In the interim, Dad's not doing so well and Mum's struggling with the burden a bit, I think.  I've booked last minute flights to see them this weekend, even though we're booked to go at Easter.  I've rented a car so they don't have to make trips to the airport and even if all I do is sit quietly with Dad, at least Mum can have a breather and some space.  He's still himself, but there are aspects of him that are changing, from what I'm able to tell over the phone.  I need to see them both, I think. 

In brighter news, how about that cricket world cup semi-final?! Poor old P had tickets to the game -- I wouldn't have otherwise felt sorry for him, but this was during the threat crisis and a very busy period at work, followed a hard weekend of work on the house and stag do for a close friend, at a time when he was dealing with a pregnant, ill wife, his father-in-law's illness and has the pressure of completing the renovation -- I think the stress of the game nearly gave him a heart attack!  The result and the game were thrilling, of course, but when it comes to the wire like that it's stressful.  My heart goes out to the South Africans but we're so excited for the final on Sunday :)  I'm backing the Black Caps - go Kiwis! 

Monday, 23 March 2015

i don't even have a title for this

Just when you think things probably weren't going to get any worse, I was woken from a fever-addled sleep yesterday afternoon to a loud banging on the front door.  It was the contractor we'd hired for the exterior work coming to collect his ladders, which was fine.  What was not so fine was the fact he stole one of our ladders despite my explanation that it wasn't his.  From the moment of his entry onto the property he went ballistic at me over payment of his final invoice, submitted approximately three days beforehand and substantially incorrect.  He threatened and insulted me and wouldn't leave the property when I asked him to.  I cried like a baby, sick, in a dressing gown and nearly six months pregnant.  I called the police about the theft in front of him and he drove off, with my ladder.

What was even worse was waking to an email this morning (sent after 11pm last night) giving us a deadline of 5pm tonight to pay him, or he'd throw paint stripper over the entire house, take a chainsaw to the weatherboards and damage our car.  It included veiled personal threats to our persons and included some of the ugliest personal insults I've ever been subjected to.

• [Dataset]
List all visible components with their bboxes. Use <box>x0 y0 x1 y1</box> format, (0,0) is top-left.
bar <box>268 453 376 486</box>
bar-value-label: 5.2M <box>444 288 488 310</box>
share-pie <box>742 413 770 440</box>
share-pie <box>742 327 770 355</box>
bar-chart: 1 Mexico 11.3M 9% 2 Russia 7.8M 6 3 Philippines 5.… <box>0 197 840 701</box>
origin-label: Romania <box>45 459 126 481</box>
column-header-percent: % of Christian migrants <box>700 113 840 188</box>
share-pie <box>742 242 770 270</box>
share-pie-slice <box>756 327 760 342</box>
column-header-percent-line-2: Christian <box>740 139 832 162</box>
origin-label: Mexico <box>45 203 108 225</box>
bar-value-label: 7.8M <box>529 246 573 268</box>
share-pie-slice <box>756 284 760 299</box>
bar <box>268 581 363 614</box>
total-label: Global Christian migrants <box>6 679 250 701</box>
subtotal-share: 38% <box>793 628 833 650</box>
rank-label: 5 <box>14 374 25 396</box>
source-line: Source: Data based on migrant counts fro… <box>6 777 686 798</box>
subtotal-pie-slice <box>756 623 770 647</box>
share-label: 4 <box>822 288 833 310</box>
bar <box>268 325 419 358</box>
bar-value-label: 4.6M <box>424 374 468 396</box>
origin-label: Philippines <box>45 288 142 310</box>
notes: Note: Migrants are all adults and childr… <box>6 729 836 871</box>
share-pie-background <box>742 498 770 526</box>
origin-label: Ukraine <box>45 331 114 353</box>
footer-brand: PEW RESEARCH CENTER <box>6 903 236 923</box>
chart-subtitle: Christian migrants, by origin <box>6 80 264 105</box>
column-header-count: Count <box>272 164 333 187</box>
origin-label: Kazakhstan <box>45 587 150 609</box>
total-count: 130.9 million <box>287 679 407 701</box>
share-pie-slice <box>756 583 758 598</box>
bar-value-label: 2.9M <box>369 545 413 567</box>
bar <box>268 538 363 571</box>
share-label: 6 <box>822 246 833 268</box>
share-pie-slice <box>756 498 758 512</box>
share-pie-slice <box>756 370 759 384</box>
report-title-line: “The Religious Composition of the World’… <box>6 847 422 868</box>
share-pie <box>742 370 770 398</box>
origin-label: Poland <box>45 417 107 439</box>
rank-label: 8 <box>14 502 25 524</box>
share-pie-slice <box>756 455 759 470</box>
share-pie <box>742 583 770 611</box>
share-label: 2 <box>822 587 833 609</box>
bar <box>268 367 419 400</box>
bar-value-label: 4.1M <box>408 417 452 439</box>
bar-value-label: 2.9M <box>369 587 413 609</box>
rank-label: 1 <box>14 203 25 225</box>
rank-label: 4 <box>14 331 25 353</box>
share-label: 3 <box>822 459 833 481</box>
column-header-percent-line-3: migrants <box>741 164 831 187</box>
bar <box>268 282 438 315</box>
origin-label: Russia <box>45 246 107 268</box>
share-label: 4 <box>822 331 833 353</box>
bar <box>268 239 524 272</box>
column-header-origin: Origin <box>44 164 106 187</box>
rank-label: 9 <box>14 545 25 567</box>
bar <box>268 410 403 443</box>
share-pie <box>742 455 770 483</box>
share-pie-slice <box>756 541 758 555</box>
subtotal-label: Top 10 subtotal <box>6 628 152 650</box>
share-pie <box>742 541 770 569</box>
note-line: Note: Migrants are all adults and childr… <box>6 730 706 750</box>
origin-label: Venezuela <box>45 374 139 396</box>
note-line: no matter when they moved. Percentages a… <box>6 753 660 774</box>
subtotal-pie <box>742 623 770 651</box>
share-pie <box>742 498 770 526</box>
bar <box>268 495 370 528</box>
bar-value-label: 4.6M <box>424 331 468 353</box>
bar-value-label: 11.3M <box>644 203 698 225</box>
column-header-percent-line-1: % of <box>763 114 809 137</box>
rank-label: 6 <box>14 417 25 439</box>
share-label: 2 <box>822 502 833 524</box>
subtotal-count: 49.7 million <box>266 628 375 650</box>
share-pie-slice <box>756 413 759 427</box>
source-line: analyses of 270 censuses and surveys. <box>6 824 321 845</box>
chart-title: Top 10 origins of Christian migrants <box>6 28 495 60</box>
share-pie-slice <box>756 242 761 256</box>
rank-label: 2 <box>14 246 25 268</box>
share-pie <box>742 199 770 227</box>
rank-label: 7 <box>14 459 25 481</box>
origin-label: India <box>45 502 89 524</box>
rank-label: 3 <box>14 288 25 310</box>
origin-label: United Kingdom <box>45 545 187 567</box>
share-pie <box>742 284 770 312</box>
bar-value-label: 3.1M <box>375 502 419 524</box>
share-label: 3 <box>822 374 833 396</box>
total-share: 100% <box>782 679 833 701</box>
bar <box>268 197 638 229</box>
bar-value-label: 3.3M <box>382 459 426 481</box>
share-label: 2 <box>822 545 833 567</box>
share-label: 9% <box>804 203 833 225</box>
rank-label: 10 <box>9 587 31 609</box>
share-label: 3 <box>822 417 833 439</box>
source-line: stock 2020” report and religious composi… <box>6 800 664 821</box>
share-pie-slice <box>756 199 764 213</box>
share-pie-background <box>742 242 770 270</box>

• [Stated goal A] In the blog post, retype the part that begins at the words "In the interim, Dad's" and stop after the words "both, I think.".
• [Stated goal B] According to the blog post, which team is the writer backing in the cricket world cup final?
• [Stated goal C] Proceed with the blog post, picking up after its final sentence.

• [Final answer A]
In the interim, Dad's not doing so well and Mum's struggling with the burden a bit, I think.  I've booked last minute flights to see them this weekend, even though we're booked to go at Easter.  I've rented a car so they don't have to make trips to the airport and even if all I do is sit quietly with Dad, at least Mum can have a breather and some space.  He's still himself, but there are aspects of him that are changing, from what I'm able to tell over the phone.  I need to see them both, I think.

• [Final answer B] The writer is backing the Black Caps.

• [Final answer C]
I could detail the history of the correspondence with him but I can't face it, frankly.  You're probably wondering what you're missing; what we did to trigger such a tirade of threats and abuse.  So are we.  I lay awake last night wondering exactly how I could have handled the entire situation better to avoid this, but the conclusion I keep drawing is that I've made every progress payment he's requested, we've paid more than three quarters of the total amount due by way of deposit or progress payment, the work was only completed last week (in his view at least, we are concerned about bubbling paint on the front door but we'll cut our losses I think) and I've been ill over the weekend and we were still discussing the outstanding invoice - not unreasonable not to have paid, I would have thought?  Besides which, even if we were totally in the wrong and were owing a large amount that was overdue, I just can't see how it would possibly have justified a reaction even remotely on the scale of what we received. 

So, I spent this morning on the phone to the police making another complaint about the threats, because that shit is not legal and is scary.  I blubbed some more in the office (where I was when I read the email), which is just wonderful.  I issued a trespass notice and served it by email, and need to spend my lunch hour also issuing it by registered post (because I'll be damned if I'm giving him verbal notice or effecting personal service, I never want to see or speak to him again).  I can't spend this evening in my own home because P's is going to be out and he won't let me be alone there right now.  We need to find somewhere else to park our car for a week or so until the dust settles, in case he does follow through on his threat.  We think we ought to warn the neighbours, which is a really fun conversation to have.  I have a bunch of follow up calls or visits to go with the police, probably. 

The whole thing is a giant clusterfuck.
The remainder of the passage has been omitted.